PROVIDED RECORDS =>
· · · ·

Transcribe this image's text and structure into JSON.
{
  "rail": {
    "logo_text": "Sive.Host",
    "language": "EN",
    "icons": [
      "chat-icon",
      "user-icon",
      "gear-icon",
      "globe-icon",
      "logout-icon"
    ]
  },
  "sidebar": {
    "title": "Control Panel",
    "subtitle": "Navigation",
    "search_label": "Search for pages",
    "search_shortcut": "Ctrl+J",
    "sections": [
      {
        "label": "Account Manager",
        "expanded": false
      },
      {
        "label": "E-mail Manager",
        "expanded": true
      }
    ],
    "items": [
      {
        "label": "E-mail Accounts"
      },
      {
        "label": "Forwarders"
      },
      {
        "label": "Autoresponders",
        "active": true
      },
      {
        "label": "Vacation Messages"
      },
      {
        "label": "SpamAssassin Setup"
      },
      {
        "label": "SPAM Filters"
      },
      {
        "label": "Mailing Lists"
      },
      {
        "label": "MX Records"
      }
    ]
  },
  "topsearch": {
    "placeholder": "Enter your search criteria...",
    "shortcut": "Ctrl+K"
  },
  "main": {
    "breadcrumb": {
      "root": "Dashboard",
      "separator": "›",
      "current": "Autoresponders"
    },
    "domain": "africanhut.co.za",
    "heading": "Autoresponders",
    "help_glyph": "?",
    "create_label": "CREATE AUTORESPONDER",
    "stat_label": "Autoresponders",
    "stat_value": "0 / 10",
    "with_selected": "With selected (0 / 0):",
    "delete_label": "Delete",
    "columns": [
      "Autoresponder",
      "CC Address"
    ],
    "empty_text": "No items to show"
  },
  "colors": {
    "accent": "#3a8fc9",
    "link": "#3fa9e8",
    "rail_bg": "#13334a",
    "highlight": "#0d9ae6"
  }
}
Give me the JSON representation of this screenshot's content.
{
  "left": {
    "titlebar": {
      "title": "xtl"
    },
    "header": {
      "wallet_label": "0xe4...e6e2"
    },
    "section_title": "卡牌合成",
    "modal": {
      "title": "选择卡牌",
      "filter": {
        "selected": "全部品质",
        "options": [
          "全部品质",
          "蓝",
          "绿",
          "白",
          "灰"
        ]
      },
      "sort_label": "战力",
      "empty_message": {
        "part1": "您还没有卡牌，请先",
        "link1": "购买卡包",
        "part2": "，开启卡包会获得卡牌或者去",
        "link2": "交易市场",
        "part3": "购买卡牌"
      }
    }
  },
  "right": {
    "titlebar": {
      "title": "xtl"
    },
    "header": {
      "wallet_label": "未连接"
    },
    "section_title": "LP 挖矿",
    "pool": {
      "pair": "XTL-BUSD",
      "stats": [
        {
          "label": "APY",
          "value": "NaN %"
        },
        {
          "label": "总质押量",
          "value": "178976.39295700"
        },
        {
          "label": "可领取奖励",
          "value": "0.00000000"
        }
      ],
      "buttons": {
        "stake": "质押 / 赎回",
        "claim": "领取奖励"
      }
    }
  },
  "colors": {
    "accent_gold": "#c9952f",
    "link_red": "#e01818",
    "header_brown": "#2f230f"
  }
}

· · · ·

PROBLEM => State how many lines include the string "Autoresponders". Give no other information.

TASK SOLUTION => 4